== What to produce ==
List all lines of the data that include the string "name".

== Material ==
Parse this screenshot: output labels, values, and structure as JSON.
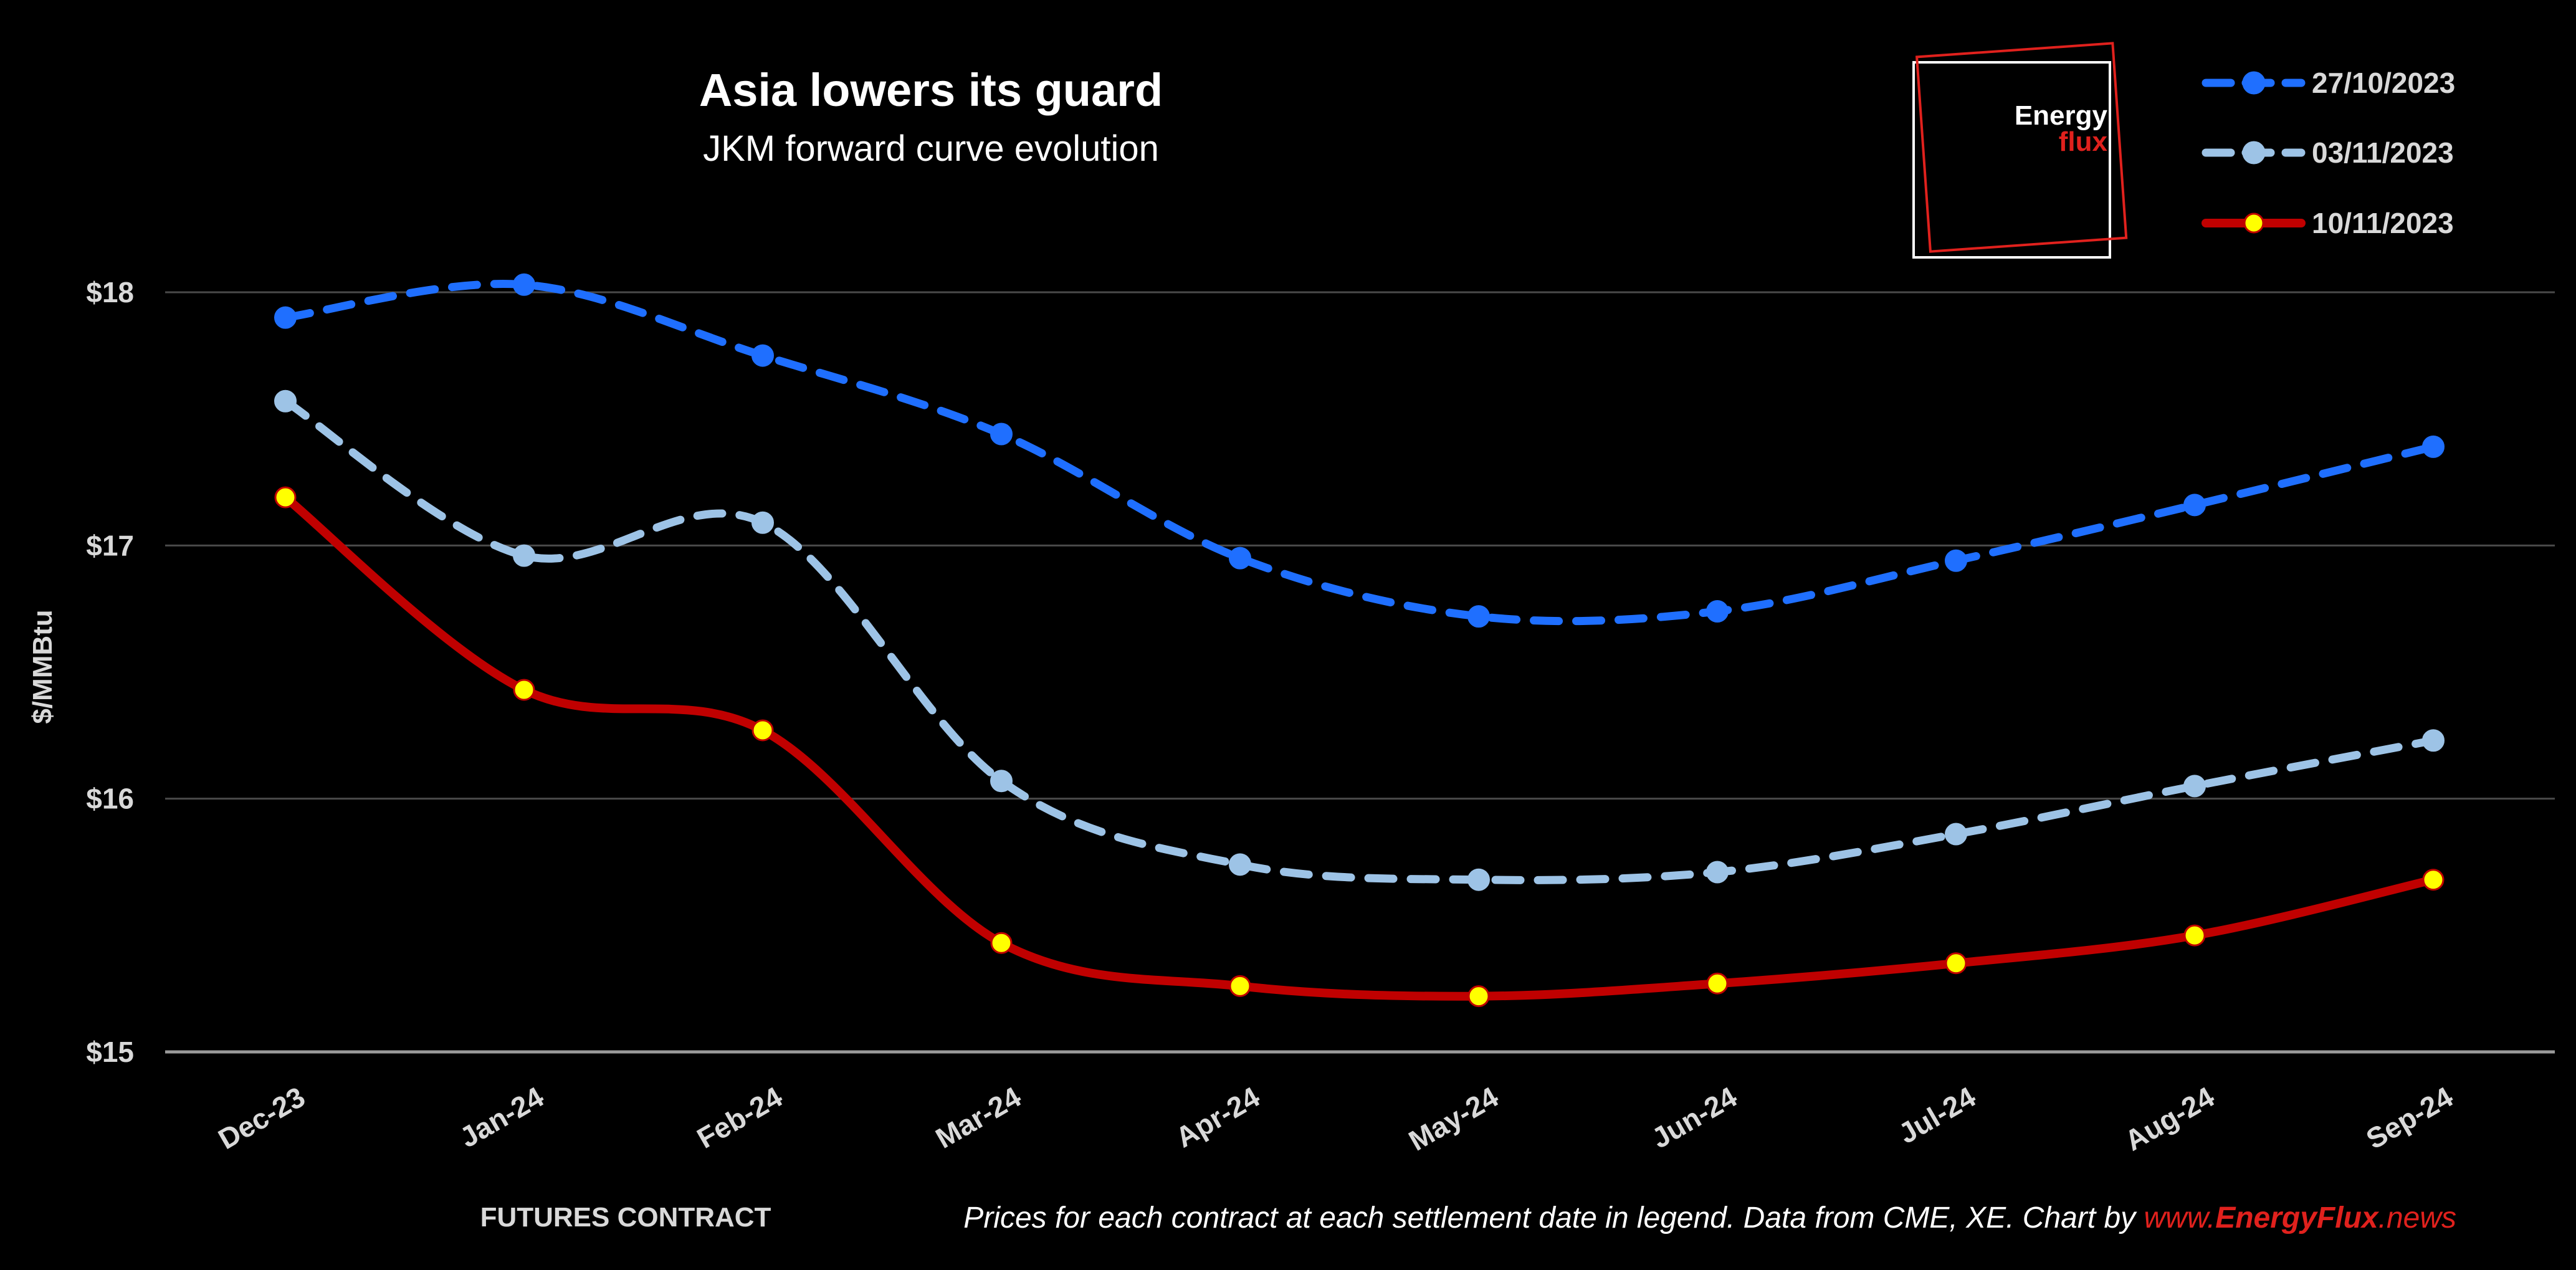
{
  "chart_data": {
    "type": "line",
    "title": "Asia lowers its guard",
    "subtitle": "JKM forward curve evolution",
    "xlabel": "FUTURES CONTRACT",
    "ylabel": "$/MMBtu",
    "categories": [
      "Dec-23",
      "Jan-24",
      "Feb-24",
      "Mar-24",
      "Apr-24",
      "May-24",
      "Jun-24",
      "Jul-24",
      "Aug-24",
      "Sep-24"
    ],
    "ylim": [
      15,
      18.9
    ],
    "yticks": [
      15,
      16,
      17,
      18
    ],
    "ytick_labels": [
      "$15",
      "$16",
      "$17",
      "$18"
    ],
    "grid": "horizontal",
    "legend_position": "top-right",
    "series": [
      {
        "name": "27/10/2023",
        "color": "#1f6fff",
        "style": "dashed",
        "marker_fill": "#1f6fff",
        "values": [
          17.9,
          18.03,
          17.75,
          17.44,
          16.95,
          16.72,
          16.74,
          16.94,
          17.16,
          17.39
        ]
      },
      {
        "name": "03/11/2023",
        "color": "#9dc3e6",
        "style": "dashed",
        "marker_fill": "#9dc3e6",
        "values": [
          17.57,
          16.96,
          17.09,
          16.07,
          15.74,
          15.68,
          15.71,
          15.86,
          16.05,
          16.23
        ]
      },
      {
        "name": "10/11/2023",
        "color": "#c00000",
        "style": "solid",
        "marker_fill": "#ffff00",
        "values": [
          17.19,
          16.43,
          16.27,
          15.43,
          15.26,
          15.22,
          15.27,
          15.35,
          15.46,
          15.68
        ]
      }
    ]
  },
  "footnote": {
    "text": "Prices for each contract at each settlement date in legend. Data from CME, XE. Chart by ",
    "link_prefix": "www.",
    "link_brand": "EnergyFlux",
    "link_suffix": ".news",
    "link_color": "#e0211d"
  },
  "logo": {
    "word1": "Energy",
    "word2": "flux"
  }
}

== Exercise answer ==
        "name": "27/10/2023",
        "name": "03/11/2023",
        "name": "10/11/2023",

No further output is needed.